_Supplied records_.
════════════════════

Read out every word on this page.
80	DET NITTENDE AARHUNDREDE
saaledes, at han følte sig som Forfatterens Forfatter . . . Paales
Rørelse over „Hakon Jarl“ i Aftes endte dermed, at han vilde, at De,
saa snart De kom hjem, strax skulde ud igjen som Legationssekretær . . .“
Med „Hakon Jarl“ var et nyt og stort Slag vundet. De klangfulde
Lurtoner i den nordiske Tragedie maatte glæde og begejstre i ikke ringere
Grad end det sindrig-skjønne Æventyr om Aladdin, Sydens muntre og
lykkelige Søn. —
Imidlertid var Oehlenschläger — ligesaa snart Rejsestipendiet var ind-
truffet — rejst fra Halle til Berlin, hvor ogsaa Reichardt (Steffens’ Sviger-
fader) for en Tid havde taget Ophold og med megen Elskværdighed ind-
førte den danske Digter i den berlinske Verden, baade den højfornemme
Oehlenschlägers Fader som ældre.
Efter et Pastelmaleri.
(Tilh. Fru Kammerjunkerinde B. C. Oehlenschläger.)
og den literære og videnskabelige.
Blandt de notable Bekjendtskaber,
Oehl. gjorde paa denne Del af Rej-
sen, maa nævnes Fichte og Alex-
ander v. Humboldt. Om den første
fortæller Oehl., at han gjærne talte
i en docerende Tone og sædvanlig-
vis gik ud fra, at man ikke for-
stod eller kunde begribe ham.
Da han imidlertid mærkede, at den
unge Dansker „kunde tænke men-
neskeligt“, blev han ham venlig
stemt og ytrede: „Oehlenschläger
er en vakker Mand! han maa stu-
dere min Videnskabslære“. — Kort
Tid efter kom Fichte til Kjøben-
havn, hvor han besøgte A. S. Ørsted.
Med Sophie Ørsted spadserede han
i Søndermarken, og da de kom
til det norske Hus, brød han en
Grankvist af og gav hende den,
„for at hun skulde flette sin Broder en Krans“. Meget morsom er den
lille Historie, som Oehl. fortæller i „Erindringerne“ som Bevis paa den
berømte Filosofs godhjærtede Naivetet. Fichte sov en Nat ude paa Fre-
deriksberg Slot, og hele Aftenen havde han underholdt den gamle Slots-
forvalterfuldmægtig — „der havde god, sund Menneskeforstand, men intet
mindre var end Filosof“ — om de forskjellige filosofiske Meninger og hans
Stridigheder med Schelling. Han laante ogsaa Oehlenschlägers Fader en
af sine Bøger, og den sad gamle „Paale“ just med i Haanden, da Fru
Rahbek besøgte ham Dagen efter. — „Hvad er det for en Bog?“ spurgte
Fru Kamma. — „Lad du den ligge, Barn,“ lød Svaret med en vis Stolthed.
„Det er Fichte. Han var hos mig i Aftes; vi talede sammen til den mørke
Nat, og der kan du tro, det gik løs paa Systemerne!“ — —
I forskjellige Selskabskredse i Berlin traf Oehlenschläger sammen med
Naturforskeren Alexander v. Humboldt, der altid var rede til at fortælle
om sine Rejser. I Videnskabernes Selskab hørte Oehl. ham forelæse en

════════════════════

_Brief_.
List the lines of the entries that include "Hakon".

_Correct result_.
Rørelse over „Hakon Jarl“ i Aftes endte dermed, at han vilde, at De,
Med „Hakon Jarl“ var et nyt og stort Slag vundet. De klangfulde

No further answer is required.